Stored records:
---------------

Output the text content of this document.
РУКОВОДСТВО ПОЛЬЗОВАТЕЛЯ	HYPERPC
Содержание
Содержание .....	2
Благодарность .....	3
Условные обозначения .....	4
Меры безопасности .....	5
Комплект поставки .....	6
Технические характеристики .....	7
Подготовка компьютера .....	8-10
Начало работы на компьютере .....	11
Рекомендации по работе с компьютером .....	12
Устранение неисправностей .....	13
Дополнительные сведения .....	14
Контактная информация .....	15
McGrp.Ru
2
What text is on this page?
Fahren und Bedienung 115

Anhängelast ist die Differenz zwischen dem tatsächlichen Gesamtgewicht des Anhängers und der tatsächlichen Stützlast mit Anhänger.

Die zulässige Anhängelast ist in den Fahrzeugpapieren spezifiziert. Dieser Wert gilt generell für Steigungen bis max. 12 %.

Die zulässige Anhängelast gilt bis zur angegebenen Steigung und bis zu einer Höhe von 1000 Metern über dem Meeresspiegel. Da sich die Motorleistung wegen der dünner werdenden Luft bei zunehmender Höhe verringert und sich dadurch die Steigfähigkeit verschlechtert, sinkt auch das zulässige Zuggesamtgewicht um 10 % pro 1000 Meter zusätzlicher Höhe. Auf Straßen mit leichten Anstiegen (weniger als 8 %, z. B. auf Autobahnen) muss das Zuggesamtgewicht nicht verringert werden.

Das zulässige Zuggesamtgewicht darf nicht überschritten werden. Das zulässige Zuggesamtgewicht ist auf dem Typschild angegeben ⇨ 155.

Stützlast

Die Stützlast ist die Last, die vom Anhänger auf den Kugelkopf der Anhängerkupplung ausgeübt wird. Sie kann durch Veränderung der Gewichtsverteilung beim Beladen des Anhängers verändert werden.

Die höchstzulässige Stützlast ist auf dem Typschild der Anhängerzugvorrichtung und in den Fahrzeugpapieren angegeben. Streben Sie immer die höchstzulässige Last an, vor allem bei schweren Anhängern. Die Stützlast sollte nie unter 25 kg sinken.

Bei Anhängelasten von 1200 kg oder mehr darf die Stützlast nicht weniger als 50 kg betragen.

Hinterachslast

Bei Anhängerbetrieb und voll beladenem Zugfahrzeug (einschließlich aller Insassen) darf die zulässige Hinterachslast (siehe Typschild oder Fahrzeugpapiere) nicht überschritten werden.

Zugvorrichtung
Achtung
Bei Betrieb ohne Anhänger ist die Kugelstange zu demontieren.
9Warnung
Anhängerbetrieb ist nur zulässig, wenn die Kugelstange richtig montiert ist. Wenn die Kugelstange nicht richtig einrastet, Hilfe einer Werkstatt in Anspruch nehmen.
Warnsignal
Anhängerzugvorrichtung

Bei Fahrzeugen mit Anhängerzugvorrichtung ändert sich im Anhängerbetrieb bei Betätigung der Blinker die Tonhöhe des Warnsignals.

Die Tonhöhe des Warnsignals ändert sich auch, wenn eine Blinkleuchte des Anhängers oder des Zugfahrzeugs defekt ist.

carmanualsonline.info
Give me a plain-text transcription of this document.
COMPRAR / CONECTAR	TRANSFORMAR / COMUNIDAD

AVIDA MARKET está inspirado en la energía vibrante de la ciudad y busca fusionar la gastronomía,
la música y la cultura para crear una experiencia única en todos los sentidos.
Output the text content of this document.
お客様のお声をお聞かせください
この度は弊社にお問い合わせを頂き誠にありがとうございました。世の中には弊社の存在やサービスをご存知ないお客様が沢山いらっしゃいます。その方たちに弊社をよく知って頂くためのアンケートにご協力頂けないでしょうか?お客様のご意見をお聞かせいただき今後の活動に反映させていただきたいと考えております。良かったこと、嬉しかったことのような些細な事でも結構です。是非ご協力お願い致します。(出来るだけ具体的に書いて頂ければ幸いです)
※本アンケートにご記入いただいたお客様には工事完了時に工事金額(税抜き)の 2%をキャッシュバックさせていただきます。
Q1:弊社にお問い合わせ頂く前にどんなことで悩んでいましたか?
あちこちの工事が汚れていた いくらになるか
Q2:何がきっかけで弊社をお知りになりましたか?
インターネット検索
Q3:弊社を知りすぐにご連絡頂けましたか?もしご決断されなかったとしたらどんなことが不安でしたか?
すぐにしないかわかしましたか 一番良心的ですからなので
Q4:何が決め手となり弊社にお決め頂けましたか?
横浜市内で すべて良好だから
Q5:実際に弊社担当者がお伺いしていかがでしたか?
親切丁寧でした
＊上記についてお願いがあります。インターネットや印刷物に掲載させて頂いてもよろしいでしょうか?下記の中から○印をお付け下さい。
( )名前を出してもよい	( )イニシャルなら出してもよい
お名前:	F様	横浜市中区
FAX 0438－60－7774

---------------

Instructions to follow>
Faithfully copy every entry, leaving nothing out.

The completed task>
Output the text content of this document.
РУКОВОДСТВО ПОЛЬЗОВАТЕЛЯ	HYPERPC
Содержание
Содержание .....	2
Благодарность .....	3
Условные обозначения .....	4
Меры безопасности .....	5
Комплект поставки .....	6
Технические характеристики .....	7
Подготовка компьютера .....	8-10
Начало работы на компьютере .....	11
Рекомендации по работе с компьютером .....	12
Устранение неисправностей .....	13
Дополнительные сведения .....	14
Контактная информация .....	15
McGrp.Ru
2
What text is on this page?
Fahren und Bedienung 115

Anhängelast ist die Differenz zwischen dem tatsächlichen Gesamtgewicht des Anhängers und der tatsächlichen Stützlast mit Anhänger.

Die zulässige Anhängelast ist in den Fahrzeugpapieren spezifiziert. Dieser Wert gilt generell für Steigungen bis max. 12 %.

Die zulässige Anhängelast gilt bis zur angegebenen Steigung und bis zu einer Höhe von 1000 Metern über dem Meeresspiegel. Da sich die Motorleistung wegen der dünner werdenden Luft bei zunehmender Höhe verringert und sich dadurch die Steigfähigkeit verschlechtert, sinkt auch das zulässige Zuggesamtgewicht um 10 % pro 1000 Meter zusätzlicher Höhe. Auf Straßen mit leichten Anstiegen (weniger als 8 %, z. B. auf Autobahnen) muss das Zuggesamtgewicht nicht verringert werden.

Das zulässige Zuggesamtgewicht darf nicht überschritten werden. Das zulässige Zuggesamtgewicht ist auf dem Typschild angegeben ⇨ 155.

Stützlast

Die Stützlast ist die Last, die vom Anhänger auf den Kugelkopf der Anhängerkupplung ausgeübt wird. Sie kann durch Veränderung der Gewichtsverteilung beim Beladen des Anhängers verändert werden.

Die höchstzulässige Stützlast ist auf dem Typschild der Anhängerzugvorrichtung und in den Fahrzeugpapieren angegeben. Streben Sie immer die höchstzulässige Last an, vor allem bei schweren Anhängern. Die Stützlast sollte nie unter 25 kg sinken.

Bei Anhängelasten von 1200 kg oder mehr darf die Stützlast nicht weniger als 50 kg betragen.

Hinterachslast

Bei Anhängerbetrieb und voll beladenem Zugfahrzeug (einschließlich aller Insassen) darf die zulässige Hinterachslast (siehe Typschild oder Fahrzeugpapiere) nicht überschritten werden.

Zugvorrichtung
Achtung
Bei Betrieb ohne Anhänger ist die Kugelstange zu demontieren.
9Warnung
Anhängerbetrieb ist nur zulässig, wenn die Kugelstange richtig montiert ist. Wenn die Kugelstange nicht richtig einrastet, Hilfe einer Werkstatt in Anspruch nehmen.
Warnsignal
Anhängerzugvorrichtung

Bei Fahrzeugen mit Anhängerzugvorrichtung ändert sich im Anhängerbetrieb bei Betätigung der Blinker die Tonhöhe des Warnsignals.

Die Tonhöhe des Warnsignals ändert sich auch, wenn eine Blinkleuchte des Anhängers oder des Zugfahrzeugs defekt ist.

carmanualsonline.info
Give me a plain-text transcription of this document.
COMPRAR / CONECTAR	TRANSFORMAR / COMUNIDAD

AVIDA MARKET está inspirado en la energía vibrante de la ciudad y busca fusionar la gastronomía,
la música y la cultura para crear una experiencia única en todos los sentidos.
Output the text content of this document.
お客様のお声をお聞かせください
この度は弊社にお問い合わせを頂き誠にありがとうございました。世の中には弊社の存在やサービスをご存知ないお客様が沢山いらっしゃいます。その方たちに弊社をよく知って頂くためのアンケートにご協力頂けないでしょうか?お客様のご意見をお聞かせいただき今後の活動に反映させていただきたいと考えております。良かったこと、嬉しかったことのような些細な事でも結構です。是非ご協力お願い致します。(出来るだけ具体的に書いて頂ければ幸いです)
※本アンケートにご記入いただいたお客様には工事完了時に工事金額(税抜き)の 2%をキャッシュバックさせていただきます。
Q1:弊社にお問い合わせ頂く前にどんなことで悩んでいましたか?
あちこちの工事が汚れていた いくらになるか
Q2:何がきっかけで弊社をお知りになりましたか?
インターネット検索
Q3:弊社を知りすぐにご連絡頂けましたか?もしご決断されなかったとしたらどんなことが不安でしたか?
すぐにしないかわかしましたか 一番良心的ですからなので
Q4:何が決め手となり弊社にお決め頂けましたか?
横浜市内で すべて良好だから
Q5:実際に弊社担当者がお伺いしていかがでしたか?
親切丁寧でした
＊上記についてお願いがあります。インターネットや印刷物に掲載させて頂いてもよろしいでしょうか?下記の中から○印をお付け下さい。
( )名前を出してもよい	( )イニシャルなら出してもよい
お名前:	F様	横浜市中区
FAX 0438－60－7774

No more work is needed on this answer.